§ **Exercise prompt**: Using the listing below, copy every line that mentions "inch".

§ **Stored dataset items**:
★ ★ ★ ★ ★ ★ ★
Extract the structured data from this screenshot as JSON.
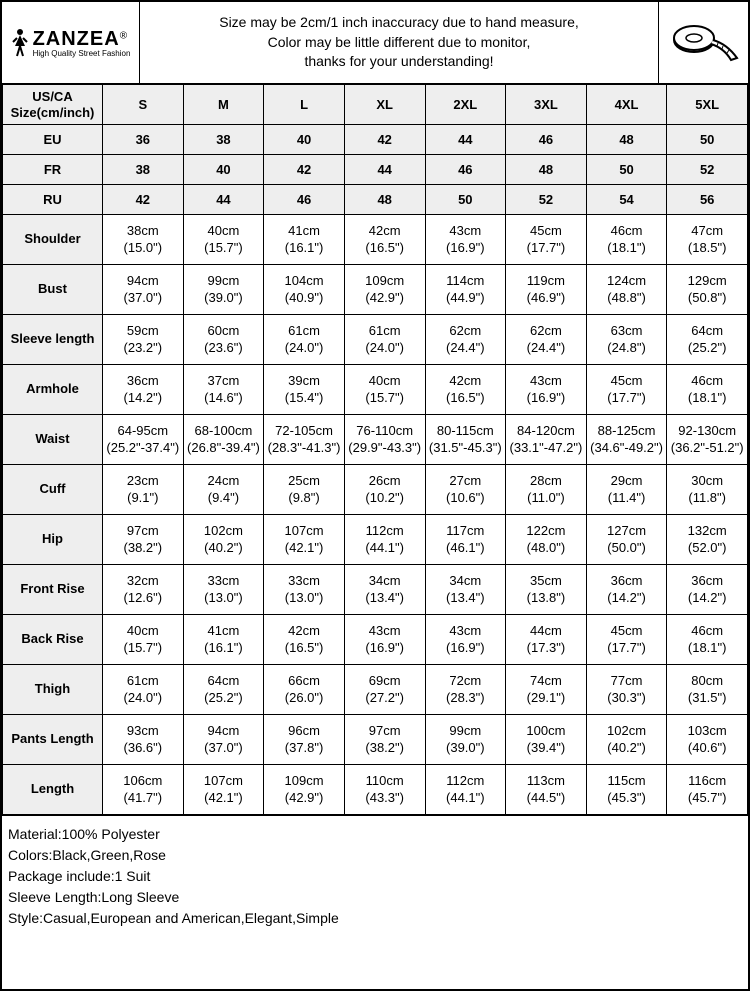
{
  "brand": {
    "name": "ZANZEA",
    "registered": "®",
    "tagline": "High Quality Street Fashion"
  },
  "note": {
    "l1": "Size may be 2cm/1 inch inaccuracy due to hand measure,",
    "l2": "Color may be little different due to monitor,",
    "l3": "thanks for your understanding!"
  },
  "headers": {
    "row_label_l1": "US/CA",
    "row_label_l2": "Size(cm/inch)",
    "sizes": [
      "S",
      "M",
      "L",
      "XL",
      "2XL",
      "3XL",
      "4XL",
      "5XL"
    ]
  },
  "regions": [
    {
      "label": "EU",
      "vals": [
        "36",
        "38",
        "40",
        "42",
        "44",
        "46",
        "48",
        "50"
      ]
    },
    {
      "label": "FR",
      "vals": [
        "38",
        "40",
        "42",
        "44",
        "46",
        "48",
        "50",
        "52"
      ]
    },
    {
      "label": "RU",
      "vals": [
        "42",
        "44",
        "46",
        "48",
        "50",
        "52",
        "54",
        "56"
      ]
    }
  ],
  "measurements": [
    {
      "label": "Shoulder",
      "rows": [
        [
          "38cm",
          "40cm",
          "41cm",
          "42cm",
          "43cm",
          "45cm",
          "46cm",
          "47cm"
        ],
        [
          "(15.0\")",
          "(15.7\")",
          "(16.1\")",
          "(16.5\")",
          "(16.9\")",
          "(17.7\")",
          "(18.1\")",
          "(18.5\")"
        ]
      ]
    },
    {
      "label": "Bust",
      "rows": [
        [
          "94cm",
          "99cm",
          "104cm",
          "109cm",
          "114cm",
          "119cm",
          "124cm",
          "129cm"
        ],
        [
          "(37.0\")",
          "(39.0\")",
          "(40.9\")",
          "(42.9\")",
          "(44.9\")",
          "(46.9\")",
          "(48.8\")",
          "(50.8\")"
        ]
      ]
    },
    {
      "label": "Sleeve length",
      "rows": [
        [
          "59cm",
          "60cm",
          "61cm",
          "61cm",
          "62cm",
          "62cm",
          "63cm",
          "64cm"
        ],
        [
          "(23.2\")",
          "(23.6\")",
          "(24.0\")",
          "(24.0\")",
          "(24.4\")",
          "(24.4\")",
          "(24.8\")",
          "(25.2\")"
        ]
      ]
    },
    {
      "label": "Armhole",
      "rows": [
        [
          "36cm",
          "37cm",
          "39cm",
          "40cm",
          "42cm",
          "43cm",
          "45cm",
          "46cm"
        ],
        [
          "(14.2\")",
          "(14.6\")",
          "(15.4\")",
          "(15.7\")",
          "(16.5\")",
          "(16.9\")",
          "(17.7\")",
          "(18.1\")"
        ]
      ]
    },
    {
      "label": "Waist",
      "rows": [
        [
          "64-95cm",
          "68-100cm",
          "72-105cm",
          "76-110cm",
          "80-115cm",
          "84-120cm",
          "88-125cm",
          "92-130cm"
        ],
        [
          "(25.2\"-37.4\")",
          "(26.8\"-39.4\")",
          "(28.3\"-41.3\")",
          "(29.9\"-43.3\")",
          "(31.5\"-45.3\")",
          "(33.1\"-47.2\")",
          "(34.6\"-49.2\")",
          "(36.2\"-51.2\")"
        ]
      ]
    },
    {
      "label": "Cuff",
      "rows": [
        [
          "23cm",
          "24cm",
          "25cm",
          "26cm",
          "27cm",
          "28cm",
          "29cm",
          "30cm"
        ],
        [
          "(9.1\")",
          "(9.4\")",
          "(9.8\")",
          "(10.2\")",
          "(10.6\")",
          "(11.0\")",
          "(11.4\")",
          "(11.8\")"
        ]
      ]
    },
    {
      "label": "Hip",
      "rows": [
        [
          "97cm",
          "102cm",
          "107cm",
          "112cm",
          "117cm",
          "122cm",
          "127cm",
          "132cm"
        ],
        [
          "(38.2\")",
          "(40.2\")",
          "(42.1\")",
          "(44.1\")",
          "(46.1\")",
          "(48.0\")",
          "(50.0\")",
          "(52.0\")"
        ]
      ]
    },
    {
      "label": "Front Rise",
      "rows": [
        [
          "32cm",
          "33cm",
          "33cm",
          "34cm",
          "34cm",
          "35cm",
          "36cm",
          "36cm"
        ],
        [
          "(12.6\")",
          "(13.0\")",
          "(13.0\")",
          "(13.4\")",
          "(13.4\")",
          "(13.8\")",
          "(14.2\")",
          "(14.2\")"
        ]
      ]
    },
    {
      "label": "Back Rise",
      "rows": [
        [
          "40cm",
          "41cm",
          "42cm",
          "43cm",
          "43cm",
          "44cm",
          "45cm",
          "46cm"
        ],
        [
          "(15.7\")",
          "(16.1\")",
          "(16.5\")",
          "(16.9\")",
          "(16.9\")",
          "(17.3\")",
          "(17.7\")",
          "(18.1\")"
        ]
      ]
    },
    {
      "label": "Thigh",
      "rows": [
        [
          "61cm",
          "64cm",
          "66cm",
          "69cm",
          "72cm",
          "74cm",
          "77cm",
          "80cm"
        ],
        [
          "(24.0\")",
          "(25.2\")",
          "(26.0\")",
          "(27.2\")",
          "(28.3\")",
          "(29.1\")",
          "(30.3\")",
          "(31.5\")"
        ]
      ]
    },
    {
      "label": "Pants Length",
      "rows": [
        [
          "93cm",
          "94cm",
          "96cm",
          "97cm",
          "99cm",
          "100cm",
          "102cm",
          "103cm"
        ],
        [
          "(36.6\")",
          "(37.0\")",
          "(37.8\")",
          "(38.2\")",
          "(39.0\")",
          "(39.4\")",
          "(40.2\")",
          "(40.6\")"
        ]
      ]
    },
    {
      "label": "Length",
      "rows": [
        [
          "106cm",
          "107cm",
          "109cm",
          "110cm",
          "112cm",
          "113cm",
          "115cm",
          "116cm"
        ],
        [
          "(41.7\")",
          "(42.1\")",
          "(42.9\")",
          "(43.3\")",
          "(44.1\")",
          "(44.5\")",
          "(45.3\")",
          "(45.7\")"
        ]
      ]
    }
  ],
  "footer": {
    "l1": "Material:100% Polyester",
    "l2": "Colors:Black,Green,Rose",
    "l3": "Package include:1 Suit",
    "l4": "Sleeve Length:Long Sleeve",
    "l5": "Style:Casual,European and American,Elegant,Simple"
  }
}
★ ★ ★ ★ ★ ★ ★
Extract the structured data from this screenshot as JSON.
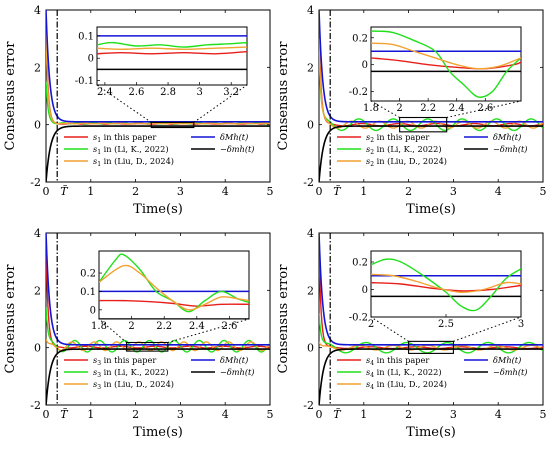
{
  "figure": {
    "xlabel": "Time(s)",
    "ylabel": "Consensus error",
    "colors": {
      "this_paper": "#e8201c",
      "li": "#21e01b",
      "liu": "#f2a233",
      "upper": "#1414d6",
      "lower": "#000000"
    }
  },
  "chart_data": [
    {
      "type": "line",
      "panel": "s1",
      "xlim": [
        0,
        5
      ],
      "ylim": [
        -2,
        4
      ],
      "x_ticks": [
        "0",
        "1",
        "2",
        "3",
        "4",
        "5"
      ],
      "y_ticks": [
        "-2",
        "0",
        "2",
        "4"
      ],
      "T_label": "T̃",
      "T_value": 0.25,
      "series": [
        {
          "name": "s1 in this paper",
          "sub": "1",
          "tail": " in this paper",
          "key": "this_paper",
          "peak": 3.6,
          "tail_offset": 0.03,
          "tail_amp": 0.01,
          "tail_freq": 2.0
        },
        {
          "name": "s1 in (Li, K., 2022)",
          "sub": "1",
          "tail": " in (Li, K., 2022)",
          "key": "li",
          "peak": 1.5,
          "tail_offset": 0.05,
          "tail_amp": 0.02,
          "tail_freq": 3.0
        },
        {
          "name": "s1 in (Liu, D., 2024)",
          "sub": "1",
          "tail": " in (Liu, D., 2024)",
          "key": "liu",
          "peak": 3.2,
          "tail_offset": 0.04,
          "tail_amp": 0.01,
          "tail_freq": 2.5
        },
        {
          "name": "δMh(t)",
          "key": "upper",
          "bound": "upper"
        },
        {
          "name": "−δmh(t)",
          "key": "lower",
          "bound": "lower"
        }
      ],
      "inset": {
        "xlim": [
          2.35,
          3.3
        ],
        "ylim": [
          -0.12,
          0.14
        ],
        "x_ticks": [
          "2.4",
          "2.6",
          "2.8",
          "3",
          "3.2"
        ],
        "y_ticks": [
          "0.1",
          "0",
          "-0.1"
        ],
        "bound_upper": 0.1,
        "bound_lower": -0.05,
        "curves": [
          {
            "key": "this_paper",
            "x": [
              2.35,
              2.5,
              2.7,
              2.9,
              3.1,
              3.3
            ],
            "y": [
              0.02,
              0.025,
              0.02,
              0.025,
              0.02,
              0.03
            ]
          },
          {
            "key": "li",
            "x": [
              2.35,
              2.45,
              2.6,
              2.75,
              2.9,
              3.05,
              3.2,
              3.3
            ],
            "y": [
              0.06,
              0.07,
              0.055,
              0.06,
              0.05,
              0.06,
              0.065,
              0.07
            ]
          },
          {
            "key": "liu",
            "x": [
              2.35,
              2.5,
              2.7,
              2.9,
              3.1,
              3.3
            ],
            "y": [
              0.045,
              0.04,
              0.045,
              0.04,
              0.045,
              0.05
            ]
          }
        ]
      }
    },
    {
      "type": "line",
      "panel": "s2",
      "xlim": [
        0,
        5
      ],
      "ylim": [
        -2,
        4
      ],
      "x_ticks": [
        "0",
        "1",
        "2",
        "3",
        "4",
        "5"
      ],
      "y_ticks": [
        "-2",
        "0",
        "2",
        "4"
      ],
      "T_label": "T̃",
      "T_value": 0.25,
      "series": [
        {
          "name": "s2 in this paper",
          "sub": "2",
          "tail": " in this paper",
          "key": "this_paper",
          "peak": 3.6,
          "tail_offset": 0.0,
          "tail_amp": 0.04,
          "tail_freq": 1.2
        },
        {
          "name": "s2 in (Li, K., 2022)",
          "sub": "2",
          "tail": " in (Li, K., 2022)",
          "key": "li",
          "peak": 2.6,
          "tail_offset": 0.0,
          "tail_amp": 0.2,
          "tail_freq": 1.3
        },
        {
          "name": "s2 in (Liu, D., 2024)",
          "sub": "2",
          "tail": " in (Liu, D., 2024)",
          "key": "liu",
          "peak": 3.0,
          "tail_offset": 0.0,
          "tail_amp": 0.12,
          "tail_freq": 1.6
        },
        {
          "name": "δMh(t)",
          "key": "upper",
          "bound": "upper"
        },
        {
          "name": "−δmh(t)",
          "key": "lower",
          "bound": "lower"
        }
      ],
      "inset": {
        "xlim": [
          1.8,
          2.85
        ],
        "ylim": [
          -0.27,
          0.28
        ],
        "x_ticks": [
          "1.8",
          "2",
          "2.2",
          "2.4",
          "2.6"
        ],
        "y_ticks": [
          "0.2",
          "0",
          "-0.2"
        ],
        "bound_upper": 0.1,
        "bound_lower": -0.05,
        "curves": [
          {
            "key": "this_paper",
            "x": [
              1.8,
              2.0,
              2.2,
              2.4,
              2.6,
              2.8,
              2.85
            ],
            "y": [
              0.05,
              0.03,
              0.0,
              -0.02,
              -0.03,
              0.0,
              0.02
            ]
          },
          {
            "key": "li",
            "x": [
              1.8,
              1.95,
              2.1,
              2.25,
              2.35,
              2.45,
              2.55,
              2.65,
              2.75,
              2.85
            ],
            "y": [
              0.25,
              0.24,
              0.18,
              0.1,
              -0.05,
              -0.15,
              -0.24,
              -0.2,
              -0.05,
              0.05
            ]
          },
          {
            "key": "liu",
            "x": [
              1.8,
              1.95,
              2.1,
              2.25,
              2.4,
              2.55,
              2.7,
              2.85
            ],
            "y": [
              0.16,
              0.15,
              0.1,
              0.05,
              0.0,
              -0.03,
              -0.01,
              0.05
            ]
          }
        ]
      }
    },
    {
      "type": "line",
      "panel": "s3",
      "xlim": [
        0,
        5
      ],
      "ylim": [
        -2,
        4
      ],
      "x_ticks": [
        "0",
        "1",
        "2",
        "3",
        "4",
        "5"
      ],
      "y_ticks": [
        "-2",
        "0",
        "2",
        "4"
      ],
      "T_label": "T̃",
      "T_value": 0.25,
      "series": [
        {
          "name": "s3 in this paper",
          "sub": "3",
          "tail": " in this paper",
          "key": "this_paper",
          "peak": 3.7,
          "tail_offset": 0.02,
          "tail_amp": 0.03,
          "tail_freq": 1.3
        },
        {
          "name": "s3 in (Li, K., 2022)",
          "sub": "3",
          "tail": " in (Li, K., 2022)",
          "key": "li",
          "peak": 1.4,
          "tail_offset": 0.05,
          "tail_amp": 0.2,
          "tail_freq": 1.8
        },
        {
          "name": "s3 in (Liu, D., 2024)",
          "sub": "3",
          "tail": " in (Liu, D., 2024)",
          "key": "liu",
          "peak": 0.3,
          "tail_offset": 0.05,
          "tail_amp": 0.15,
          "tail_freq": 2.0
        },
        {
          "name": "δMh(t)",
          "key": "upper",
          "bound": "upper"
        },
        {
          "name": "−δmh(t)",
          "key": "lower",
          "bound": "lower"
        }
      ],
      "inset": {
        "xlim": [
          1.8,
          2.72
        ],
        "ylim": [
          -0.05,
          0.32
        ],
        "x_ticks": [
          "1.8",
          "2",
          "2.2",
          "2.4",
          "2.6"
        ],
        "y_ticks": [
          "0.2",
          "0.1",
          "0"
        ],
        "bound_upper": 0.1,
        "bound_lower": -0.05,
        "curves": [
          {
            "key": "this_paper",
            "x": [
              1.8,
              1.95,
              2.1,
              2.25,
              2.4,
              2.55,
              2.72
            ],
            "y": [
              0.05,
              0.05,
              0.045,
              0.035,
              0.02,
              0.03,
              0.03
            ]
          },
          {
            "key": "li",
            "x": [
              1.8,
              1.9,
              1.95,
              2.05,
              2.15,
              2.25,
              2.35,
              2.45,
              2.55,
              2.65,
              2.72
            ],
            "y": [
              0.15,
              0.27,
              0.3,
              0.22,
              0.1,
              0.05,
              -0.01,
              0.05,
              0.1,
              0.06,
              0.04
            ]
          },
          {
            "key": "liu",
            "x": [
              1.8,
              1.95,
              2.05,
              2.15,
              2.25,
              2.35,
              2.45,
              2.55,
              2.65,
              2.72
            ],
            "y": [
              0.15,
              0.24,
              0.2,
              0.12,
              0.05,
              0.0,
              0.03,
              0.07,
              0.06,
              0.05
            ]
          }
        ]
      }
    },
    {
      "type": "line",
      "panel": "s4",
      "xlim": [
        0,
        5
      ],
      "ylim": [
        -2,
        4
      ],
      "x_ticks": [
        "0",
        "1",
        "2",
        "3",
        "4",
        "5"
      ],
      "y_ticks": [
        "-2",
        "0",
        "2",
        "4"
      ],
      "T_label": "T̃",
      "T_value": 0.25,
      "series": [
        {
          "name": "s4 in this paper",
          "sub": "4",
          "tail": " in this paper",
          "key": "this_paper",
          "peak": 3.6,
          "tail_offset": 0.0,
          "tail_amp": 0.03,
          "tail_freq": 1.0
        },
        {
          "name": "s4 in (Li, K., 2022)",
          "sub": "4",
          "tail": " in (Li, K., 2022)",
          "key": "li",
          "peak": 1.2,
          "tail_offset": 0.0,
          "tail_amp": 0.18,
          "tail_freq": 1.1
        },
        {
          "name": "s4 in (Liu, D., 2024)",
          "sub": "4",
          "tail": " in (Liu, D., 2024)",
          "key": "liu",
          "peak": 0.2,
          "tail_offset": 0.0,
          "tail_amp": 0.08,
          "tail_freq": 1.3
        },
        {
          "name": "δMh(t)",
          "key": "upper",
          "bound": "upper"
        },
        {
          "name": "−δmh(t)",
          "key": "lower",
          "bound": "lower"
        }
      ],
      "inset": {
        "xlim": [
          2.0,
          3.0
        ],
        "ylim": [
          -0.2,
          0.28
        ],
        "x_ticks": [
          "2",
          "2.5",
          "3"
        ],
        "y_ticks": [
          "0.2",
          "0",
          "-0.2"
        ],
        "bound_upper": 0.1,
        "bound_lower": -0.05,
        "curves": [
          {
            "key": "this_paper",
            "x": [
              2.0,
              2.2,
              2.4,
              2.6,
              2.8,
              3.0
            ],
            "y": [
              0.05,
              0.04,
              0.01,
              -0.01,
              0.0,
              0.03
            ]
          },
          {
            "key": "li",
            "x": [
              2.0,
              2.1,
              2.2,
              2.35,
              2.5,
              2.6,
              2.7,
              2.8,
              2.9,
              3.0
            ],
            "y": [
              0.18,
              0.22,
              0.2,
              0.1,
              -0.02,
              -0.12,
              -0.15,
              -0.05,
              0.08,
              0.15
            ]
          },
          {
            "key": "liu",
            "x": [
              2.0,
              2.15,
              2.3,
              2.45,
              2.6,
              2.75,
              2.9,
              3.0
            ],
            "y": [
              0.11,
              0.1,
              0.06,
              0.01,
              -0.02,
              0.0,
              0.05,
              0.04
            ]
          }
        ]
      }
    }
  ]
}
★ ★ ★ ★ ★ ★ ★
§ **Final answer**:
    "l1": "Size may be 2cm/1 inch inaccuracy due to hand measure,",
    "row_label_l2": "Size(cm/inch)",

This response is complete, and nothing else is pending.